> _Text passage_:

On Wed, Mar 17, 2010 at 3:44 PM, Roman Yakovenko
<roman.yakove...@gmail.com> wrote:

>>
>> transport.is_active() should report the condition of the ssh transport
>> correctly.
>>
>> If the remote host simply stops responding and doesn't close the connection
>> properly, there's is no way to detect it without testing the connection.
>
> This is exactly what I tried to achieve - to find light method to
> verify that the connection is alive. transport.is_active() doesn't
> help in such situation. I verified this, when the remote virtual
> machine was shutdown. Transport.active was "True"
>

This is because the tcp connection is half-open, which is a condition
that the socket doesn't know about. You can continue to send data with
no errors.


> Initially, I thought about executing some useless command like 'echo
> 1', but didn't like that idea, mainly for the performance reasons (
> not verified, just a feeling ).
>
> So I started to look for a "light" way and found "send_ignore" message.
>
>>
>>> The Transport class has "send_ignore" method, but it does nothing with
>>> the "send" result: doesn't propagate exception, doesn't update the
>>> instance state.
>>
>> send_ignore is to create line noise, or keep tcp sessions alive. It's
>> purposely ignored.

> _Task description_: Write out the part of the ssh connection email between "This is because" and "a feeling ).", inclusive, substituting "network stack" for "socket". The listings that come next are from a separate source.

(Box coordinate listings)
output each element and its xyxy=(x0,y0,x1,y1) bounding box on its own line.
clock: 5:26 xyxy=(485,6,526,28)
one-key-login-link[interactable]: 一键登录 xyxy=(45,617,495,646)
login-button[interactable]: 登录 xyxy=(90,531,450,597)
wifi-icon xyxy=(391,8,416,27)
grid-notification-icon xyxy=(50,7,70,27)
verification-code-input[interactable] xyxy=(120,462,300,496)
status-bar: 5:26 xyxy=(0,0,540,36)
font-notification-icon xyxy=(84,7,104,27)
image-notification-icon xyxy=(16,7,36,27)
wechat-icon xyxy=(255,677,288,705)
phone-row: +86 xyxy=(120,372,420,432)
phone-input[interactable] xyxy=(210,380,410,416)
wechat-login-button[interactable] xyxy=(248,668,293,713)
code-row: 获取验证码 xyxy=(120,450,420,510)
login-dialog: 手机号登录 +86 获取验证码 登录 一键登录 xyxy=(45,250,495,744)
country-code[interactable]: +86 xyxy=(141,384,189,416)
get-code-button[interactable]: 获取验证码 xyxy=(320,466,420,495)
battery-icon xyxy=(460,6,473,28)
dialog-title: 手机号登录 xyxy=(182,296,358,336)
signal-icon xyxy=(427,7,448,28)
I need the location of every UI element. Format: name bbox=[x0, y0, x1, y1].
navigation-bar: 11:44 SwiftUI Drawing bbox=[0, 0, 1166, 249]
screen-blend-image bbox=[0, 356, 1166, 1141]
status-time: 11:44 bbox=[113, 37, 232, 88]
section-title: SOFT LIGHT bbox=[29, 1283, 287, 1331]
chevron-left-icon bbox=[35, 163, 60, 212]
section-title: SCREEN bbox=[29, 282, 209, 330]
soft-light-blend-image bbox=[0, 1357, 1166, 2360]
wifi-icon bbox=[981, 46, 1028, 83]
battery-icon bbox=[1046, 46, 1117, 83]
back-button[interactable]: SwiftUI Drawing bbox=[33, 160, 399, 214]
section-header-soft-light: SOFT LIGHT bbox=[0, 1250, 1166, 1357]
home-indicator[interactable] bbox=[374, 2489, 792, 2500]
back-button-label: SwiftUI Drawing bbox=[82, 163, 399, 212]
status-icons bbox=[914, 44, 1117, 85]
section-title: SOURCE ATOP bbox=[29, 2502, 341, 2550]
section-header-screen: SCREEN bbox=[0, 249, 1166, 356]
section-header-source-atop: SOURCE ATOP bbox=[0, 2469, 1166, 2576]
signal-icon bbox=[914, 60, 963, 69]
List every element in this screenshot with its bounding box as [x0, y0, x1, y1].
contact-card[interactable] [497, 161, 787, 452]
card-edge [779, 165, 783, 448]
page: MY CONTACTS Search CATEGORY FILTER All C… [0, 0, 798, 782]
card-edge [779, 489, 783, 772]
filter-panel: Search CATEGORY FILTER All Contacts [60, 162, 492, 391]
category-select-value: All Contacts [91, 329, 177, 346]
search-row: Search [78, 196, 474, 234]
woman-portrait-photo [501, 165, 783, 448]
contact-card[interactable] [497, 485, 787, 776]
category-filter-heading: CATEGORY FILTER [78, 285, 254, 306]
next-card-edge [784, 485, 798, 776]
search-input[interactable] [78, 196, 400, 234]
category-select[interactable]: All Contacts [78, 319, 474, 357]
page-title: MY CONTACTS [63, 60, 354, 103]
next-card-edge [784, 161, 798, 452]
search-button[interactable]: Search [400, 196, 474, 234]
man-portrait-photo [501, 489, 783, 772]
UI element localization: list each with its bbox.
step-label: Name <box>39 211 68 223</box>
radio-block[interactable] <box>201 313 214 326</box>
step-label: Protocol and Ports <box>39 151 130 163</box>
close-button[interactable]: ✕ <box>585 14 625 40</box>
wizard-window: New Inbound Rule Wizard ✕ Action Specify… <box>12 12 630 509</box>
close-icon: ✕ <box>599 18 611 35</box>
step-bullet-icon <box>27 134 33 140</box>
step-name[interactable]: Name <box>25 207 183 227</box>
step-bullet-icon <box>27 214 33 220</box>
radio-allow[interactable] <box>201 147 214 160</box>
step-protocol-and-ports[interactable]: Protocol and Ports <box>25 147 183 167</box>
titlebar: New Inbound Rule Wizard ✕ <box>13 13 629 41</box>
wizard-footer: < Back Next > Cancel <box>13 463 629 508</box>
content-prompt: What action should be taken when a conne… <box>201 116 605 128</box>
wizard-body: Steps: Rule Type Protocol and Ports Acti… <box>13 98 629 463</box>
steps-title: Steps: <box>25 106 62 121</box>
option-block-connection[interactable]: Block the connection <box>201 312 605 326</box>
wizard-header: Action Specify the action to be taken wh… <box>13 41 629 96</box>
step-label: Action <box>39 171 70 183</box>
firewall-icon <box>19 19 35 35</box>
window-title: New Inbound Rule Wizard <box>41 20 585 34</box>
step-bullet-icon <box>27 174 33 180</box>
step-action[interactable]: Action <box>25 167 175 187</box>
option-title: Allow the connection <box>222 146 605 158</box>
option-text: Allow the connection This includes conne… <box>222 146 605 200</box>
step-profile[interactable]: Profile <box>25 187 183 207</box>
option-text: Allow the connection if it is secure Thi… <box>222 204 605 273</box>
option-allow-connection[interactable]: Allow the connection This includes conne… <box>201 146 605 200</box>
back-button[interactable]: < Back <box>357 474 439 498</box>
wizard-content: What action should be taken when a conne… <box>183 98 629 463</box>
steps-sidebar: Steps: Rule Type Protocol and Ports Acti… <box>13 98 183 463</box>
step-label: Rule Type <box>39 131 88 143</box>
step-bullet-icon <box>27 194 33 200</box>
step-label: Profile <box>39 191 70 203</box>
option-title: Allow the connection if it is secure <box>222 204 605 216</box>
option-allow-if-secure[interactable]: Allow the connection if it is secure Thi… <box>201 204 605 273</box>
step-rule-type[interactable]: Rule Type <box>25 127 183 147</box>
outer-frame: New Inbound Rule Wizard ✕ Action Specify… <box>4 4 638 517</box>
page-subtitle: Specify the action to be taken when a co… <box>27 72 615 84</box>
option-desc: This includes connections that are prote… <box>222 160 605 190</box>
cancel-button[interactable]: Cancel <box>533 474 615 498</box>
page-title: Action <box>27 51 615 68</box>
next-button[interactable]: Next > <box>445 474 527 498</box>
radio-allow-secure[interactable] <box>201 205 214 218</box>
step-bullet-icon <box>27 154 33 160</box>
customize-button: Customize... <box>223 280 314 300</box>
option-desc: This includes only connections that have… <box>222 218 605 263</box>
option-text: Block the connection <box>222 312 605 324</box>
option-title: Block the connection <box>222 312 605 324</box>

> _Output of the task_:
This is because the tcp connection is half-open, which is a condition
that the network stack doesn't know about. You can continue to send data with
no errors.


> Initially, I thought about executing some useless command like 'echo
> 1', but didn't like that idea, mainly for the performance reasons (
> not verified, just a feeling ).